● Material shown:
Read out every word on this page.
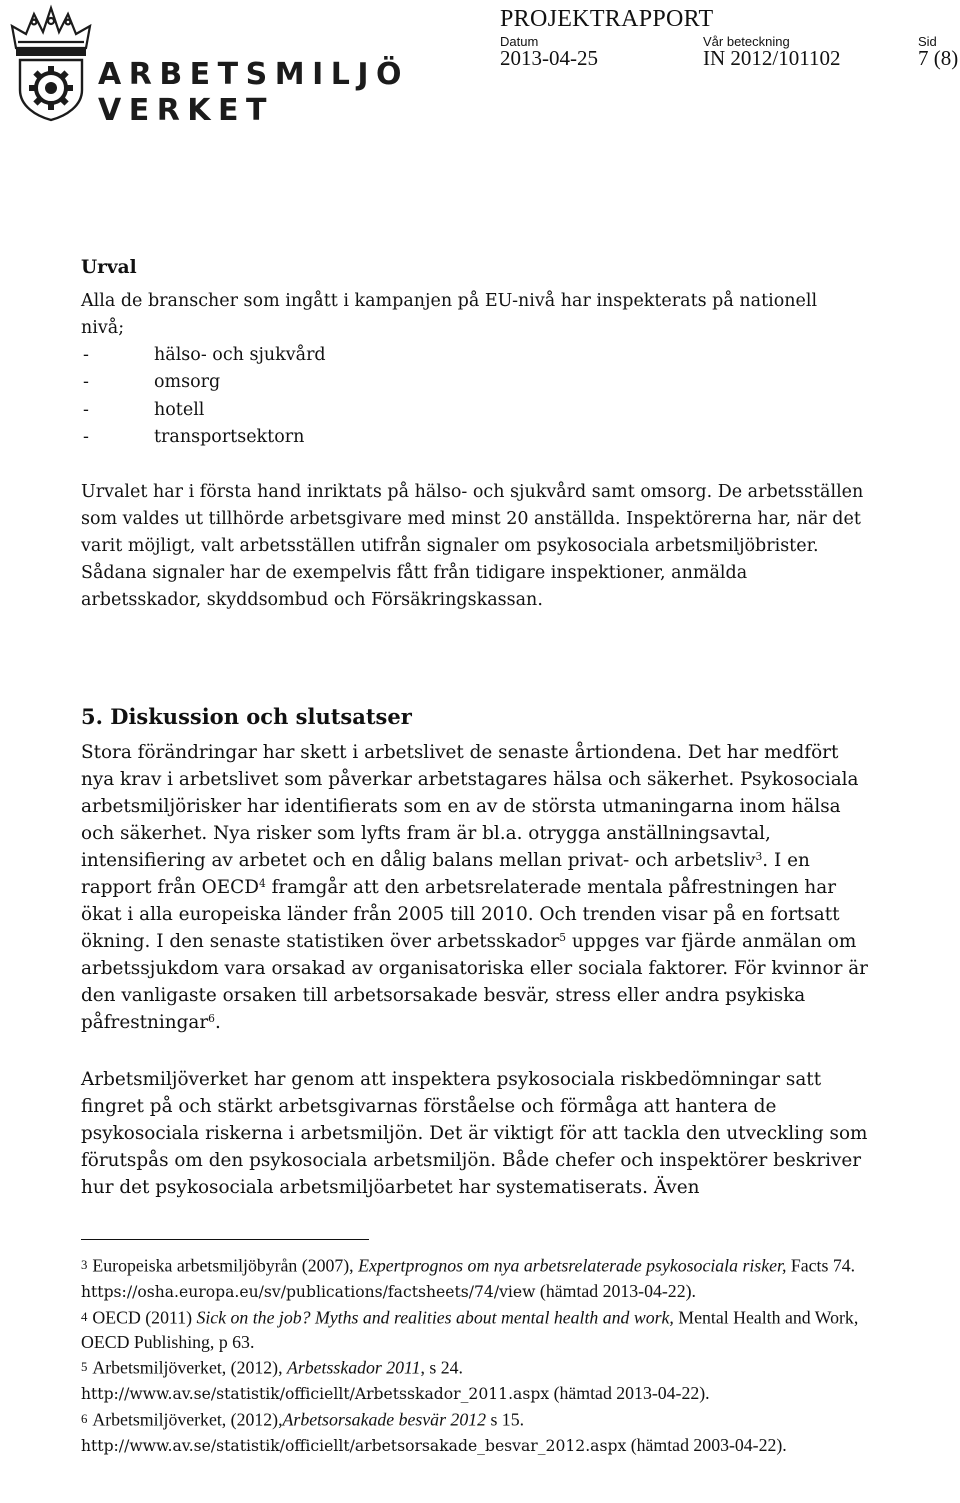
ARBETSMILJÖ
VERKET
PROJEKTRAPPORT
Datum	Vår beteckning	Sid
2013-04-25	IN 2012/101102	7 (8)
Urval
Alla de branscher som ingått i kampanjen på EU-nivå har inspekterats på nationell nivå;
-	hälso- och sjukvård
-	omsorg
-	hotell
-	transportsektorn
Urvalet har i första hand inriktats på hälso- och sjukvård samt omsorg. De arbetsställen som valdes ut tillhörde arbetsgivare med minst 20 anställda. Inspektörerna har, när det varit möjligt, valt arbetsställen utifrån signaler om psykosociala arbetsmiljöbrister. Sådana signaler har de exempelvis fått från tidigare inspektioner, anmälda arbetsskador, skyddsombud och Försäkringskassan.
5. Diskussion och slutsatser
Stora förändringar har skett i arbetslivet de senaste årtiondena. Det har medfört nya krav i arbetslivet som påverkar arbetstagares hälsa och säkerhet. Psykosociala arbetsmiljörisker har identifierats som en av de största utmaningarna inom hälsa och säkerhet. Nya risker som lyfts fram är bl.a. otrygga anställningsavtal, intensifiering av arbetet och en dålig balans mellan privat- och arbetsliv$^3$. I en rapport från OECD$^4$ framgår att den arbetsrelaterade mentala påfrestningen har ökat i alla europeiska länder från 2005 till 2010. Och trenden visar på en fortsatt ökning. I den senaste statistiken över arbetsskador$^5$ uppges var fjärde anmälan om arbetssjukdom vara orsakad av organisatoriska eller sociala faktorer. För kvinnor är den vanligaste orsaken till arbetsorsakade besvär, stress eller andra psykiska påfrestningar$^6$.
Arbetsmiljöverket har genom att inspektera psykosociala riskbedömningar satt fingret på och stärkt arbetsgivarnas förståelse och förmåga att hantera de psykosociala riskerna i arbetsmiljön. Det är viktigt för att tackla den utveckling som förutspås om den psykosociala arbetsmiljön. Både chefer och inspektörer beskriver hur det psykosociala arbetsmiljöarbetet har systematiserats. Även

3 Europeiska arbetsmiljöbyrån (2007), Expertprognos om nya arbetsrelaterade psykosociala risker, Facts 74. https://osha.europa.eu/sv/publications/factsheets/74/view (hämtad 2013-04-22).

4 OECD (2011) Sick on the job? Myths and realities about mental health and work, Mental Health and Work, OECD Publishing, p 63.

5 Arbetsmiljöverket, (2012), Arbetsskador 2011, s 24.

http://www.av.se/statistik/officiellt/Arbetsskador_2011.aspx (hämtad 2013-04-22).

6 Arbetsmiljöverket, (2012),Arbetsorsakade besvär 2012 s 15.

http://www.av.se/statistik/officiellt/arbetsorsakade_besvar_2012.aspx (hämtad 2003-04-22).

...

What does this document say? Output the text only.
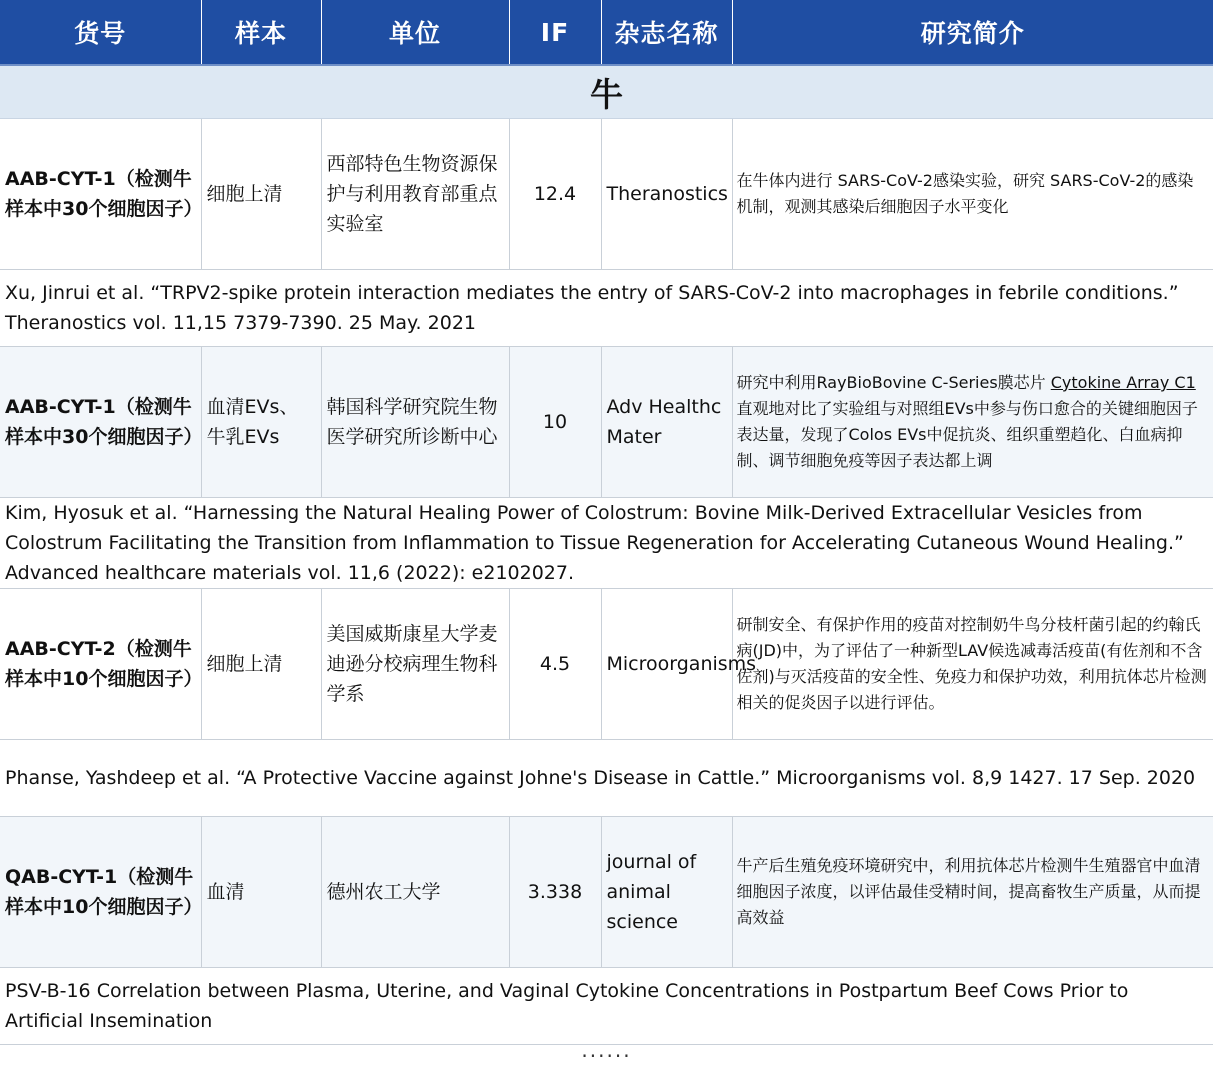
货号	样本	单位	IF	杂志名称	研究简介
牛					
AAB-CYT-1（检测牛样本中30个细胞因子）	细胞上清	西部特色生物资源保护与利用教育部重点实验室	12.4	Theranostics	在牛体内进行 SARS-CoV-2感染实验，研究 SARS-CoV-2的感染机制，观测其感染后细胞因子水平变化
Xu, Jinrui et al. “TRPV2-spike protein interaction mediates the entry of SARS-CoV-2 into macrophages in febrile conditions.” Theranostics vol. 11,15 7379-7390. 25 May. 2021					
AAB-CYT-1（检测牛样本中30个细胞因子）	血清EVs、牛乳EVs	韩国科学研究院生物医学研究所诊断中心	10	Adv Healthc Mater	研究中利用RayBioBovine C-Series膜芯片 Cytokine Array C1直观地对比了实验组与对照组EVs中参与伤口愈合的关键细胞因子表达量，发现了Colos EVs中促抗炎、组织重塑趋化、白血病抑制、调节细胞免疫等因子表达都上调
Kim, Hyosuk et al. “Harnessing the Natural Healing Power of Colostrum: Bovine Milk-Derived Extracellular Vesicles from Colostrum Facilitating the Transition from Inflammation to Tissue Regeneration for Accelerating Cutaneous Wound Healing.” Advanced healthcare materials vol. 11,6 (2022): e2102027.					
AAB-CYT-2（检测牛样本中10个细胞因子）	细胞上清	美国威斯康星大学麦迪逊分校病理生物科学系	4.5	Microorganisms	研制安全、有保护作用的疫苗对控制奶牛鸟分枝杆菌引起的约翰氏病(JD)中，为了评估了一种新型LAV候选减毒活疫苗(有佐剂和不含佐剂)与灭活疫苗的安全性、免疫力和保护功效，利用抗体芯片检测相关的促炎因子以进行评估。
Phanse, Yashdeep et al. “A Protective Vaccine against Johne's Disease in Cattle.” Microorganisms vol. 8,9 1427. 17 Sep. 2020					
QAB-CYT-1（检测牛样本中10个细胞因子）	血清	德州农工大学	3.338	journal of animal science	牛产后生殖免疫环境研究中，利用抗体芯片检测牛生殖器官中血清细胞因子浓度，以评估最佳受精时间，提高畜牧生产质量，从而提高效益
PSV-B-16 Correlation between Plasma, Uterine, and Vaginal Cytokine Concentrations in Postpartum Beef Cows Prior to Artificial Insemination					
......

● Exercise directions: Filter the entries above and return only the lines holding "Arbetsmiljöverket".

● Result of the exercise:
Arbetsmiljöverket har genom att inspektera psykosociala riskbedömningar satt fingret på och stärkt arbetsgivarnas förståelse och förmåga att hantera de psykosociala riskerna i arbetsmiljön. Det är viktigt för att tackla den utveckling som förutspås om den psykosociala arbetsmiljön. Både chefer och inspektörer beskriver hur det psykosociala arbetsmiljöarbetet har systematiserats. Även
5 Arbetsmiljöverket, (2012), Arbetsskador 2011, s 24.
6 Arbetsmiljöverket, (2012),Arbetsorsakade besvär 2012 s 15.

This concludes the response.